**YOUR INSTRUCTIONS**
Look through the data below. Collect every line where the word "name" occurs.

**ENTRIES SUPPLIED**
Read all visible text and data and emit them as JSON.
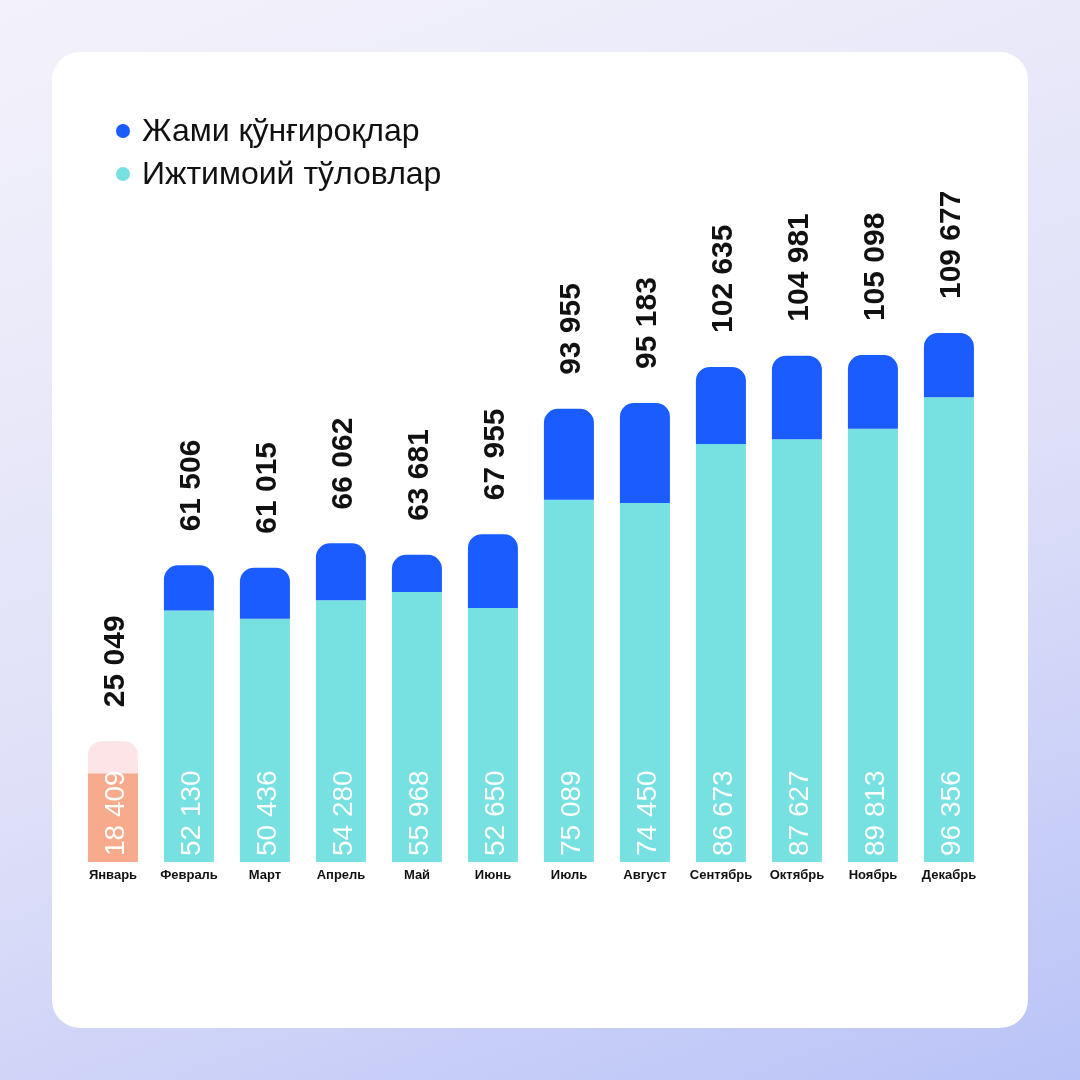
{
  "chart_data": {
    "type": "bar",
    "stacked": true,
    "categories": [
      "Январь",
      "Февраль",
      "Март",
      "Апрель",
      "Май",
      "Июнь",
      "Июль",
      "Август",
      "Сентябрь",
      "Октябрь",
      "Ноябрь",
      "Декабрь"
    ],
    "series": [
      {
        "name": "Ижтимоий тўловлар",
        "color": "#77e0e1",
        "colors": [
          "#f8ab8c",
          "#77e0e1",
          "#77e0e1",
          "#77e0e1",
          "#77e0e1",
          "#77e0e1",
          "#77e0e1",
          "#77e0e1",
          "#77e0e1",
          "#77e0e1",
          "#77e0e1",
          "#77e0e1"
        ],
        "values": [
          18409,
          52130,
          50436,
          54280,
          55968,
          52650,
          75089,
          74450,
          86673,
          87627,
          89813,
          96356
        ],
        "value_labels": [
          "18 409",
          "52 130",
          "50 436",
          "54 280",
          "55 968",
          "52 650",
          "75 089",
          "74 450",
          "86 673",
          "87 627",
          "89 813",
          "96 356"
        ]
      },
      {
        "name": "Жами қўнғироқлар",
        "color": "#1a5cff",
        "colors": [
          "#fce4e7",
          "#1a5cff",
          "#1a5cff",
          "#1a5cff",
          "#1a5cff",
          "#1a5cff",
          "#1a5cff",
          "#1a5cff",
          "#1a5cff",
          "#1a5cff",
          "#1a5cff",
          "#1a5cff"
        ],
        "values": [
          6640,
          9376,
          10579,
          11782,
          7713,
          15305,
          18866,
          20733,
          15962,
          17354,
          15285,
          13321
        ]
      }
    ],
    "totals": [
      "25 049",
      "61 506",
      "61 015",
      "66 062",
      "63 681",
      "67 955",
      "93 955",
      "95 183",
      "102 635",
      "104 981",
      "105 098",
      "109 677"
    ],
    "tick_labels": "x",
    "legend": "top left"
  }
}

**RESULT**
        "name": "Ижтимоий тўловлар",
        "name": "Жами қўнғироқлар",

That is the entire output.